[Start Information supplied]

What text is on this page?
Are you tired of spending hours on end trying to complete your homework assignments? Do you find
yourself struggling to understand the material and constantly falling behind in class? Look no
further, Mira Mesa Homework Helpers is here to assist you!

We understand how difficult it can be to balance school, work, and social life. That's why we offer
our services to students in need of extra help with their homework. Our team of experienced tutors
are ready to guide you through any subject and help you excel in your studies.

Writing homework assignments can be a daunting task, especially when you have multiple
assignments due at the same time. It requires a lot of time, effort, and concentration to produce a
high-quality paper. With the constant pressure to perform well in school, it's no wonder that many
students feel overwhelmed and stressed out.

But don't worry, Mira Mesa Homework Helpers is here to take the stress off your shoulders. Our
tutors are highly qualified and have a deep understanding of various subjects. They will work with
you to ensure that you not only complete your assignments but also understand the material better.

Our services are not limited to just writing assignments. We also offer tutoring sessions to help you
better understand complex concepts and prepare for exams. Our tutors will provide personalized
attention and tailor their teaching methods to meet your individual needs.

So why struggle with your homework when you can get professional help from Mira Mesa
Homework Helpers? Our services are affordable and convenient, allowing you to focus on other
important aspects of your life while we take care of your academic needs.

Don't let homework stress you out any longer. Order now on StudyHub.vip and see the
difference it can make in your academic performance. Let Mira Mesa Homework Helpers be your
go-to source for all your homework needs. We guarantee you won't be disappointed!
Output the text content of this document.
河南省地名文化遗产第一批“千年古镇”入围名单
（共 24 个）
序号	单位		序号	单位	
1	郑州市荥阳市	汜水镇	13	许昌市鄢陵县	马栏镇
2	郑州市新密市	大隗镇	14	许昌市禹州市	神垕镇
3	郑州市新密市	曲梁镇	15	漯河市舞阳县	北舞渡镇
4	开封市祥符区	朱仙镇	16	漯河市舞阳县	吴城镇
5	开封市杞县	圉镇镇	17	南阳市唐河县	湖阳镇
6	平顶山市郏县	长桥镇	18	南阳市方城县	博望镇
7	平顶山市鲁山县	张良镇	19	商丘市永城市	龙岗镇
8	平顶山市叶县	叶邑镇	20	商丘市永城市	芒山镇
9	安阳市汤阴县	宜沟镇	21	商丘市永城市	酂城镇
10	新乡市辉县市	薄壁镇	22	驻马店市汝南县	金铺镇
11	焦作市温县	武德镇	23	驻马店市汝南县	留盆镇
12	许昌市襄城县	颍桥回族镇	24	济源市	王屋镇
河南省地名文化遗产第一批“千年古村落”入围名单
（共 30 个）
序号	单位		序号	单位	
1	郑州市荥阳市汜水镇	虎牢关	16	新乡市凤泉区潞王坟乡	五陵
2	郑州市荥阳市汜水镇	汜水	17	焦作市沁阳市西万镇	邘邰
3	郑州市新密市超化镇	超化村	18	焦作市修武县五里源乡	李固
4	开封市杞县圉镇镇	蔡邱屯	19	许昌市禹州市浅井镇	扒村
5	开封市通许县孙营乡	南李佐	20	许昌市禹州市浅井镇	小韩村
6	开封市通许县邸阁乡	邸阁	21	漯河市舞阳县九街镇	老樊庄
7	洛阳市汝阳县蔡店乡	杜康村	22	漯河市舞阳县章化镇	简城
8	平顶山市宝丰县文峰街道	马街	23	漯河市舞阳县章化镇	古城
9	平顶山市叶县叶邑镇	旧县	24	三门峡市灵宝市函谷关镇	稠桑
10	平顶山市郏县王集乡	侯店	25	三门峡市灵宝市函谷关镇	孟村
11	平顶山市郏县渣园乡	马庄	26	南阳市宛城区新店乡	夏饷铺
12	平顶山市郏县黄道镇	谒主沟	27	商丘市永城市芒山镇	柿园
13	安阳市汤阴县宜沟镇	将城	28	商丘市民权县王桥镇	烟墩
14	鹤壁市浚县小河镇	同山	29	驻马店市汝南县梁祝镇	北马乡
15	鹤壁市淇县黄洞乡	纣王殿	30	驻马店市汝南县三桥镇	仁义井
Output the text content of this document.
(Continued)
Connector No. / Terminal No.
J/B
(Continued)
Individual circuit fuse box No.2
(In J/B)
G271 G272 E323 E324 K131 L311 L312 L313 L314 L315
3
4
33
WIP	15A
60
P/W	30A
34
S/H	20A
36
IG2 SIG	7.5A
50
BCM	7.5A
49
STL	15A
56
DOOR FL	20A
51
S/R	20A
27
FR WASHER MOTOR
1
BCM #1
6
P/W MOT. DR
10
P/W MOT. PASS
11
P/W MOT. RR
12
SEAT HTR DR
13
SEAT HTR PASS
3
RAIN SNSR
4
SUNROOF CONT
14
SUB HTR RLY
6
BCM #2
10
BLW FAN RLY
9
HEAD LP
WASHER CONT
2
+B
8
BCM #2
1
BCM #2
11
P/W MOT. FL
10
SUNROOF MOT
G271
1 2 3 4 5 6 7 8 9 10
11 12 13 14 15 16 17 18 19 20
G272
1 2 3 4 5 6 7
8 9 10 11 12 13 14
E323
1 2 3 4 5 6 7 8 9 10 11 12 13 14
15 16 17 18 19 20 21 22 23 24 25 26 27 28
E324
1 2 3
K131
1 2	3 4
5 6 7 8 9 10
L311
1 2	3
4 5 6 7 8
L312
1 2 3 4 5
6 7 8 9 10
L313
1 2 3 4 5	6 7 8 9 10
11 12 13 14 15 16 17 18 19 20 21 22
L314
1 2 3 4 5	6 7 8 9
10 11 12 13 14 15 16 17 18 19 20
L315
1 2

[End Information supplied]

> Task objective: How many lines of the records contain the string "here"? Respond with the number alone.

> Solution to the exercise: 2